_Short problem_: How many lines of the material below contain the string "true"? Answer with the number and nothing else.

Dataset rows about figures
........

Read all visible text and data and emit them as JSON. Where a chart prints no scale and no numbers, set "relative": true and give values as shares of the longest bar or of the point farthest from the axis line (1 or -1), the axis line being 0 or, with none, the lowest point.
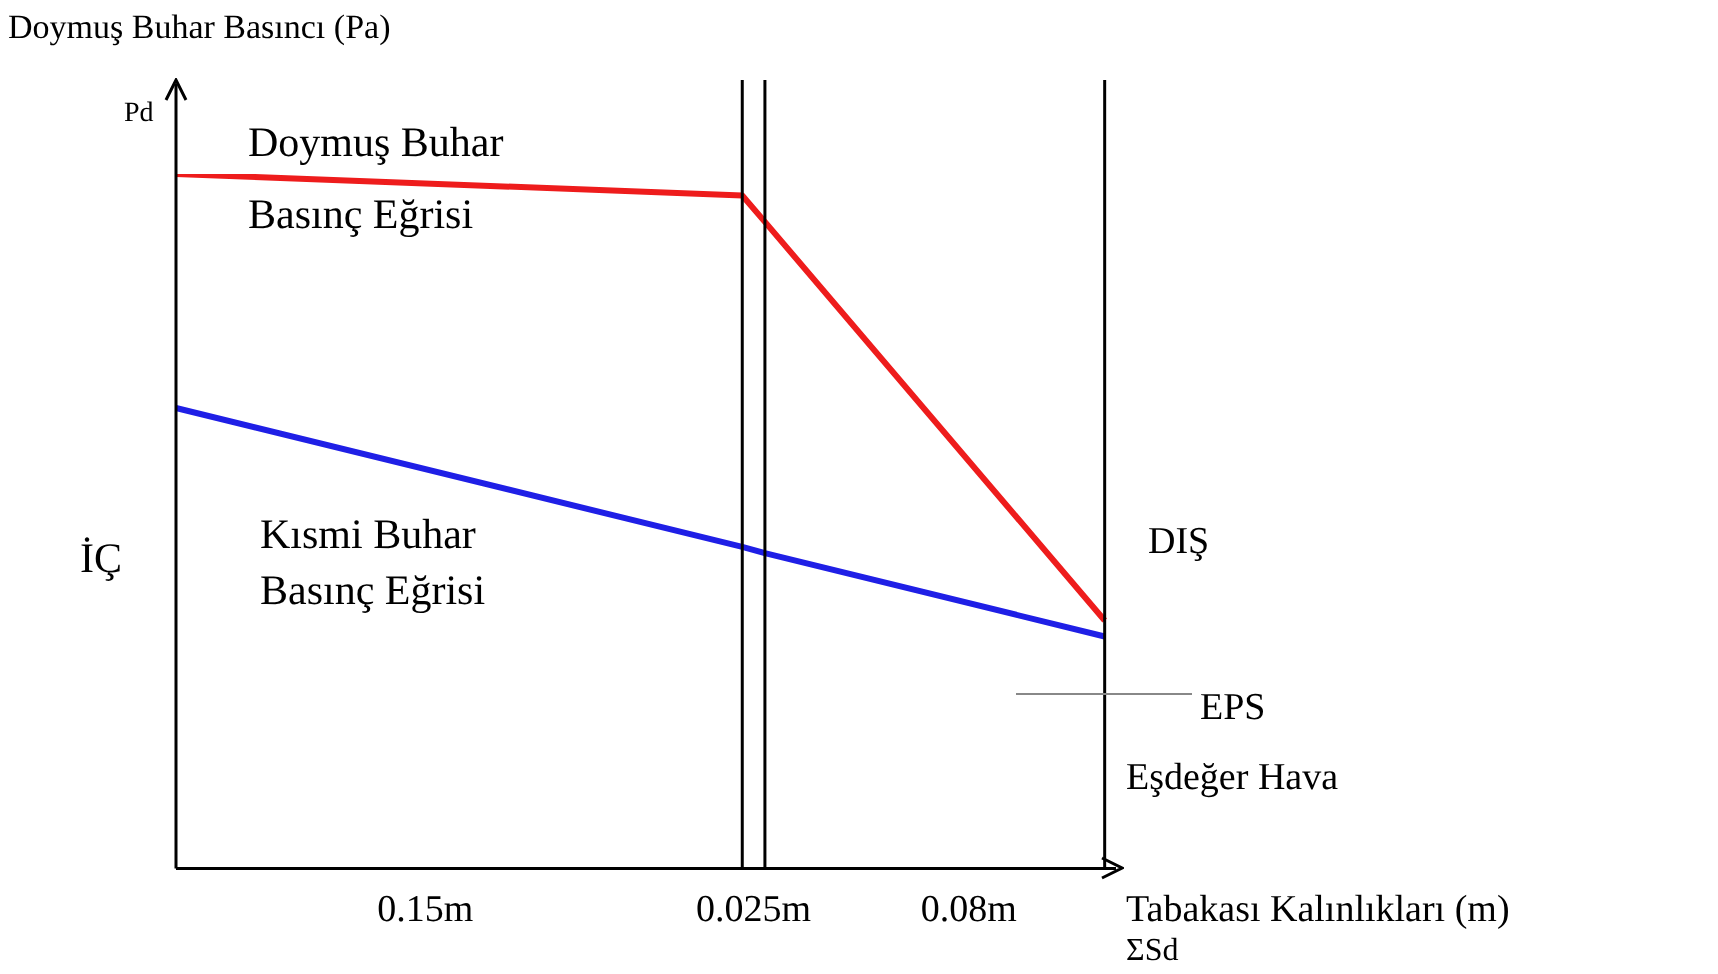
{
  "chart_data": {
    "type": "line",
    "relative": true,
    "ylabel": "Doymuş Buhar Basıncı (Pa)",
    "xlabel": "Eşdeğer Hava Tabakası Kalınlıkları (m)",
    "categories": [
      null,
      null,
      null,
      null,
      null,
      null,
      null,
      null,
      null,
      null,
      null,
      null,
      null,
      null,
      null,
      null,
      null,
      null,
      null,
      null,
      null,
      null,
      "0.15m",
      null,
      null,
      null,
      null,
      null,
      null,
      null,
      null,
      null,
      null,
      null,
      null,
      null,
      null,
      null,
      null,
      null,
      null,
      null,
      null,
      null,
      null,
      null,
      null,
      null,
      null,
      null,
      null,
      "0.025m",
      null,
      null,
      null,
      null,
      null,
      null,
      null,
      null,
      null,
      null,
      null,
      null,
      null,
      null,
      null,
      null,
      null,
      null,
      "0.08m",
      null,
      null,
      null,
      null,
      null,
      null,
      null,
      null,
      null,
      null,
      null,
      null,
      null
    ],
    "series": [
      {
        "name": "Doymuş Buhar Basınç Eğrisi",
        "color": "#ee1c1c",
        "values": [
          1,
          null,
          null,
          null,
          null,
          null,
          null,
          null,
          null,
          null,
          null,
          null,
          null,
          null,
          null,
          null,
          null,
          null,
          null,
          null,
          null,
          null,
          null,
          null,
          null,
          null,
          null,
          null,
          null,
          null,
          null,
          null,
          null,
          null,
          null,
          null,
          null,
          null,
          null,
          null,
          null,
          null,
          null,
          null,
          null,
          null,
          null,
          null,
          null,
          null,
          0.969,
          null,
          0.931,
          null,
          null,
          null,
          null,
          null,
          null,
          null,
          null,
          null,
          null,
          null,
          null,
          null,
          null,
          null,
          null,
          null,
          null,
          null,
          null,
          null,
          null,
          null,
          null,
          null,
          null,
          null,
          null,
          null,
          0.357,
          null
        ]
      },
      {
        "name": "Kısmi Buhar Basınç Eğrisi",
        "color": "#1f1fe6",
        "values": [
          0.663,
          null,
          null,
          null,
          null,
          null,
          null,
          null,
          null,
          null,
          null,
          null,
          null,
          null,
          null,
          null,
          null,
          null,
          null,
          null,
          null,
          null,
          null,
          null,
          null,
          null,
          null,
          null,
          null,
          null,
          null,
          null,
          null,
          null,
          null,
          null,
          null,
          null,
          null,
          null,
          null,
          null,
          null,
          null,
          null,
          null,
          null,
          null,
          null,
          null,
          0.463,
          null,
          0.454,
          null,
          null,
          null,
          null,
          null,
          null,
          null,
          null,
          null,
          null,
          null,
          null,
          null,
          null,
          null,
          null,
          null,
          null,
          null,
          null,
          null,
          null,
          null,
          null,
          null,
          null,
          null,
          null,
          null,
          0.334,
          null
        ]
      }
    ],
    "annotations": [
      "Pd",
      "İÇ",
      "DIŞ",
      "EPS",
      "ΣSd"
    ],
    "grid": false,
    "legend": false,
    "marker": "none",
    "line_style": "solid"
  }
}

........

_Task result_: 2